(Dataset excerpt)
--------------------

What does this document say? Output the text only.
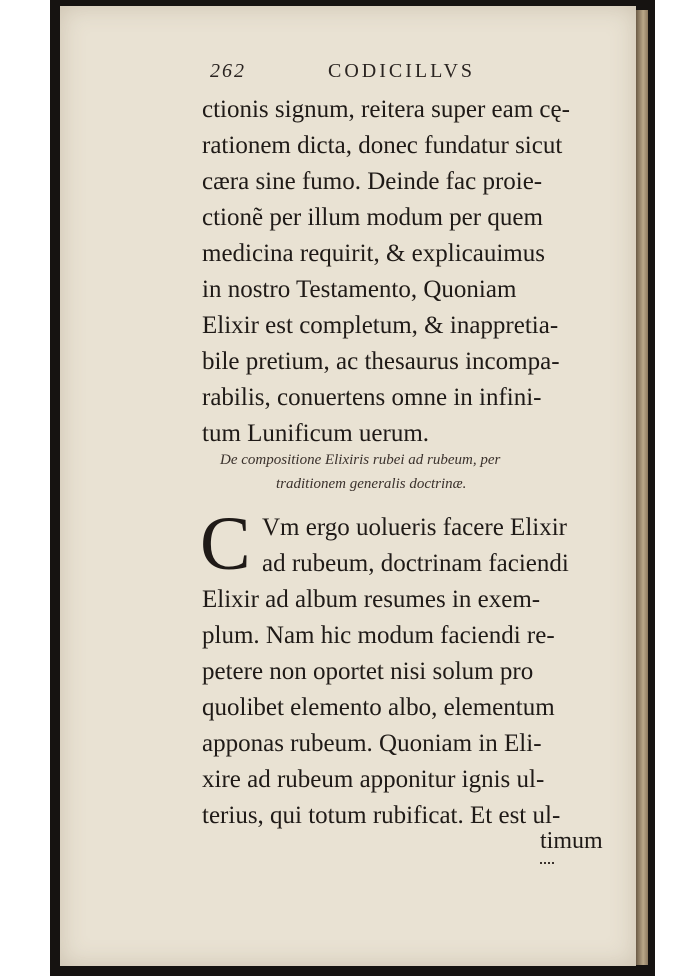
262	CODICILLVS
ctionis signum, reitera super eam cę-
rationem dicta, donec fundatur sicut
cæra sine fumo. Deinde fac proie-
ctionẽ per illum modum per quem
medicina requirit, & explicauimus
in nostro Testamento, Quoniam
Elixir est completum, & inappretia-
bile pretium, ac thesaurus incompa-
rabilis, conuertens omne in infini-
tum Lunificum uerum.
De compositione Elixiris rubei ad rubeum, per
traditionem generalis doctrinæ.
C Vm ergo uolueris facere Elixir
ad rubeum, doctrinam faciendi
Elixir ad album resumes in exem-
plum. Nam hic modum faciendi re-
petere non oportet nisi solum pro
quolibet elemento albo, elementum
apponas rubeum. Quoniam in Eli-
xire ad rubeum apponitur ignis ul-
terius, qui totum rubificat. Et est ul-
timum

--------------------

** WHAT TO PRODUCE **
Gather up the lines containing the word "Quoniam" from these records and copy them.

** ANSWER **
in nostro Testamento, Quoniam
apponas rubeum. Quoniam in Eli-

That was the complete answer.